_Stated goal:_ Return all entries word for word, but drop any images.

+ + + +

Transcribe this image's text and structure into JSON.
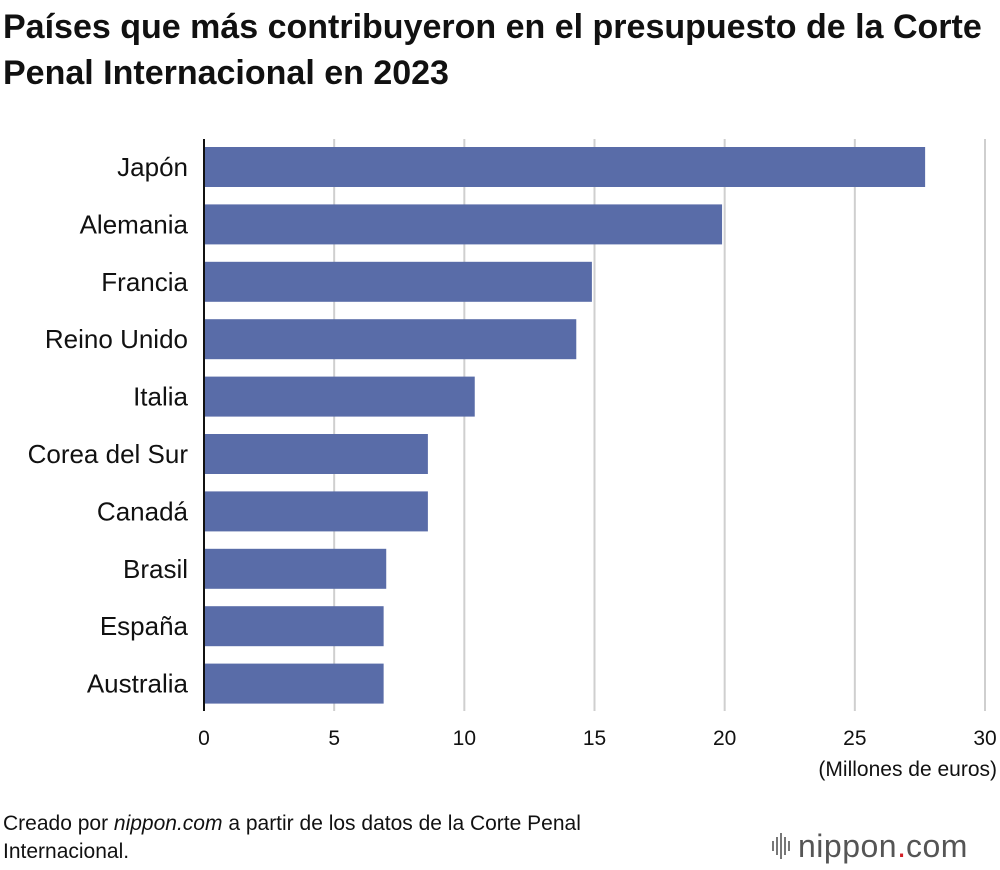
{
  "header": {
    "title": "Países que más contribuyeron en el presupuesto de la Corte Penal Internacional en 2023"
  },
  "chart_data": {
    "type": "bar",
    "orientation": "horizontal",
    "categories": [
      "Japón",
      "Alemania",
      "Francia",
      "Reino Unido",
      "Italia",
      "Corea del Sur",
      "Canadá",
      "Brasil",
      "España",
      "Australia"
    ],
    "values": [
      27.7,
      19.9,
      14.9,
      14.3,
      10.4,
      8.6,
      8.6,
      7.0,
      6.9,
      6.9
    ],
    "xlabel": "(Millones de euros)",
    "xlim": [
      0,
      30
    ],
    "xticks": [
      "0",
      "5",
      "10",
      "15",
      "20",
      "25",
      "30"
    ],
    "grid": "vertical",
    "bar_color": "#596ca8",
    "grid_color": "#cfcfcf",
    "axis_color": "#111111"
  },
  "footer": {
    "source_prefix": "Creado por ",
    "source_site": "nippon.com",
    "source_suffix": " a partir de los datos de la Corte Penal Internacional.",
    "logo_word": "nippon",
    "logo_dot": ".",
    "logo_tld": "com",
    "logo_accent": "#d21f26"
  }
}
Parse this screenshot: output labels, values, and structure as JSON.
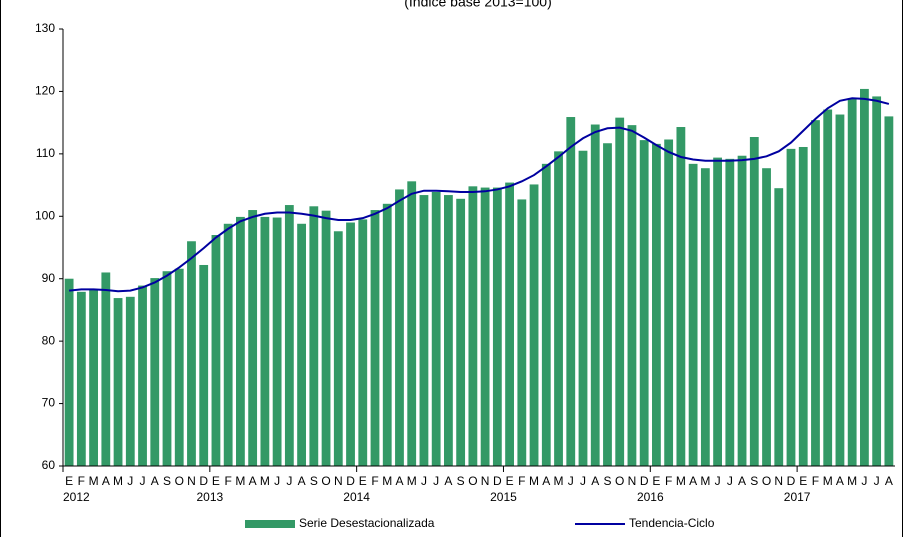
{
  "chart_data": {
    "type": "bar",
    "title": "(Índice base 2013=100)",
    "categories": [
      "E",
      "F",
      "M",
      "A",
      "M",
      "J",
      "J",
      "A",
      "S",
      "O",
      "N",
      "D",
      "E",
      "F",
      "M",
      "A",
      "M",
      "J",
      "J",
      "A",
      "S",
      "O",
      "N",
      "D",
      "E",
      "F",
      "M",
      "A",
      "M",
      "J",
      "J",
      "A",
      "S",
      "O",
      "N",
      "D",
      "E",
      "F",
      "M",
      "A",
      "M",
      "J",
      "J",
      "A",
      "S",
      "O",
      "N",
      "D",
      "E",
      "F",
      "M",
      "A",
      "M",
      "J",
      "J",
      "A",
      "S",
      "O",
      "N",
      "D",
      "E",
      "F",
      "M",
      "A",
      "M",
      "J",
      "J",
      "A"
    ],
    "category_years": [
      "2012",
      null,
      null,
      null,
      null,
      null,
      null,
      null,
      null,
      null,
      null,
      null,
      "2013",
      null,
      null,
      null,
      null,
      null,
      null,
      null,
      null,
      null,
      null,
      null,
      "2014",
      null,
      null,
      null,
      null,
      null,
      null,
      null,
      null,
      null,
      null,
      null,
      "2015",
      null,
      null,
      null,
      null,
      null,
      null,
      null,
      null,
      null,
      null,
      null,
      "2016",
      null,
      null,
      null,
      null,
      null,
      null,
      null,
      null,
      null,
      null,
      null,
      "2017",
      null,
      null,
      null,
      null,
      null,
      null,
      null
    ],
    "series": [
      {
        "name": "Serie Desestacionalizada",
        "type": "bar",
        "color": "#339966",
        "values": [
          90.0,
          87.9,
          88.2,
          91.0,
          86.9,
          87.1,
          88.9,
          90.1,
          91.2,
          91.6,
          96.0,
          92.2,
          97.0,
          98.8,
          99.9,
          101.0,
          99.9,
          99.8,
          101.8,
          98.8,
          101.6,
          100.9,
          97.6,
          99.0,
          99.5,
          101.0,
          102.0,
          104.3,
          105.6,
          103.4,
          103.9,
          103.4,
          102.8,
          104.8,
          104.6,
          104.6,
          105.4,
          102.7,
          105.1,
          108.4,
          110.4,
          115.9,
          110.5,
          114.7,
          111.7,
          115.8,
          114.6,
          112.2,
          111.6,
          112.3,
          114.3,
          108.4,
          107.7,
          109.4,
          109.2,
          109.7,
          112.7,
          107.7,
          104.5,
          110.8,
          111.1,
          115.4,
          117.1,
          116.3,
          118.8,
          120.4,
          119.2,
          116.0
        ]
      },
      {
        "name": "Tendencia-Ciclo",
        "type": "line",
        "color": "#0000a0",
        "values": [
          88.1,
          88.3,
          88.3,
          88.2,
          88.0,
          88.1,
          88.6,
          89.4,
          90.5,
          91.8,
          93.3,
          94.9,
          96.6,
          98.0,
          99.2,
          99.9,
          100.4,
          100.6,
          100.6,
          100.4,
          100.1,
          99.7,
          99.4,
          99.4,
          99.7,
          100.4,
          101.3,
          102.5,
          103.6,
          104.1,
          104.1,
          104.0,
          103.9,
          103.9,
          104.0,
          104.3,
          104.8,
          105.6,
          106.6,
          108.0,
          109.5,
          111.1,
          112.5,
          113.5,
          114.1,
          114.2,
          113.7,
          112.6,
          111.4,
          110.3,
          109.5,
          109.1,
          108.9,
          108.9,
          108.9,
          109.0,
          109.2,
          109.6,
          110.4,
          111.8,
          113.7,
          115.6,
          117.3,
          118.5,
          118.9,
          118.8,
          118.5,
          118.0
        ]
      }
    ],
    "ylim": [
      60,
      130
    ],
    "yticks": [
      60,
      70,
      80,
      90,
      100,
      110,
      120,
      130
    ],
    "grid": false,
    "legend": "bottom"
  }
}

+ + + +

_Output below:_
Transcribe this image's text and structure into JSON.
{
  "header": {
    "title": "Países que más contribuyeron en el presupuesto de la Corte Penal Internacional en 2023"
  },
  "chart_data": {
    "type": "bar",
    "orientation": "horizontal",
    "categories": [
      "Japón",
      "Alemania",
      "Francia",
      "Reino Unido",
      "Italia",
      "Corea del Sur",
      "Canadá",
      "Brasil",
      "España",
      "Australia"
    ],
    "values": [
      27.7,
      19.9,
      14.9,
      14.3,
      10.4,
      8.6,
      8.6,
      7.0,
      6.9,
      6.9
    ],
    "xlabel": "(Millones de euros)",
    "xlim": [
      0,
      30
    ],
    "xticks": [
      "0",
      "5",
      "10",
      "15",
      "20",
      "25",
      "30"
    ],
    "grid": "vertical",
    "bar_color": "#596ca8",
    "grid_color": "#cfcfcf",
    "axis_color": "#111111"
  },
  "footer": {
    "source_prefix": "Creado por ",
    "source_site": "nippon.com",
    "source_suffix": " a partir de los datos de la Corte Penal Internacional.",
    "logo_word": "nippon",
    "logo_dot": ".",
    "logo_tld": "com",
    "logo_accent": "#d21f26"
  }
}
Parse this screenshot: output labels, values, and structure as JSON.
{
  "chart_data": {
    "type": "bar",
    "title": "(Índice base 2013=100)",
    "categories": [
      "E",
      "F",
      "M",
      "A",
      "M",
      "J",
      "J",
      "A",
      "S",
      "O",
      "N",
      "D",
      "E",
      "F",
      "M",
      "A",
      "M",
      "J",
      "J",
      "A",
      "S",
      "O",
      "N",
      "D",
      "E",
      "F",
      "M",
      "A",
      "M",
      "J",
      "J",
      "A",
      "S",
      "O",
      "N",
      "D",
      "E",
      "F",
      "M",
      "A",
      "M",
      "J",
      "J",
      "A",
      "S",
      "O",
      "N",
      "D",
      "E",
      "F",
      "M",
      "A",
      "M",
      "J",
      "J",
      "A",
      "S",
      "O",
      "N",
      "D",
      "E",
      "F",
      "M",
      "A",
      "M",
      "J",
      "J",
      "A"
    ],
    "category_years": [
      "2012",
      null,
      null,
      null,
      null,
      null,
      null,
      null,
      null,
      null,
      null,
      null,
      "2013",
      null,
      null,
      null,
      null,
      null,
      null,
      null,
      null,
      null,
      null,
      null,
      "2014",
      null,
      null,
      null,
      null,
      null,
      null,
      null,
      null,
      null,
      null,
      null,
      "2015",
      null,
      null,
      null,
      null,
      null,
      null,
      null,
      null,
      null,
      null,
      null,
      "2016",
      null,
      null,
      null,
      null,
      null,
      null,
      null,
      null,
      null,
      null,
      null,
      "2017",
      null,
      null,
      null,
      null,
      null,
      null,
      null
    ],
    "series": [
      {
        "name": "Serie Desestacionalizada",
        "type": "bar",
        "color": "#339966",
        "values": [
          90.0,
          87.9,
          88.2,
          91.0,
          86.9,
          87.1,
          88.9,
          90.1,
          91.2,
          91.6,
          96.0,
          92.2,
          97.0,
          98.8,
          99.9,
          101.0,
          99.9,
          99.8,
          101.8,
          98.8,
          101.6,
          100.9,
          97.6,
          99.0,
          99.5,
          101.0,
          102.0,
          104.3,
          105.6,
          103.4,
          103.9,
          103.4,
          102.8,
          104.8,
          104.6,
          104.6,
          105.4,
          102.7,
          105.1,
          108.4,
          110.4,
          115.9,
          110.5,
          114.7,
          111.7,
          115.8,
          114.6,
          112.2,
          111.6,
          112.3,
          114.3,
          108.4,
          107.7,
          109.4,
          109.2,
          109.7,
          112.7,
          107.7,
          104.5,
          110.8,
          111.1,
          115.4,
          117.1,
          116.3,
          118.8,
          120.4,
          119.2,
          116.0
        ]
      },
      {
        "name": "Tendencia-Ciclo",
        "type": "line",
        "color": "#0000a0",
        "values": [
          88.1,
          88.3,
          88.3,
          88.2,
          88.0,
          88.1,
          88.6,
          89.4,
          90.5,
          91.8,
          93.3,
          94.9,
          96.6,
          98.0,
          99.2,
          99.9,
          100.4,
          100.6,
          100.6,
          100.4,
          100.1,
          99.7,
          99.4,
          99.4,
          99.7,
          100.4,
          101.3,
          102.5,
          103.6,
          104.1,
          104.1,
          104.0,
          103.9,
          103.9,
          104.0,
          104.3,
          104.8,
          105.6,
          106.6,
          108.0,
          109.5,
          111.1,
          112.5,
          113.5,
          114.1,
          114.2,
          113.7,
          112.6,
          111.4,
          110.3,
          109.5,
          109.1,
          108.9,
          108.9,
          108.9,
          109.0,
          109.2,
          109.6,
          110.4,
          111.8,
          113.7,
          115.6,
          117.3,
          118.5,
          118.9,
          118.8,
          118.5,
          118.0
        ]
      }
    ],
    "ylim": [
      60,
      130
    ],
    "yticks": [
      60,
      70,
      80,
      90,
      100,
      110,
      120,
      130
    ],
    "grid": false,
    "legend": "bottom"
  }
}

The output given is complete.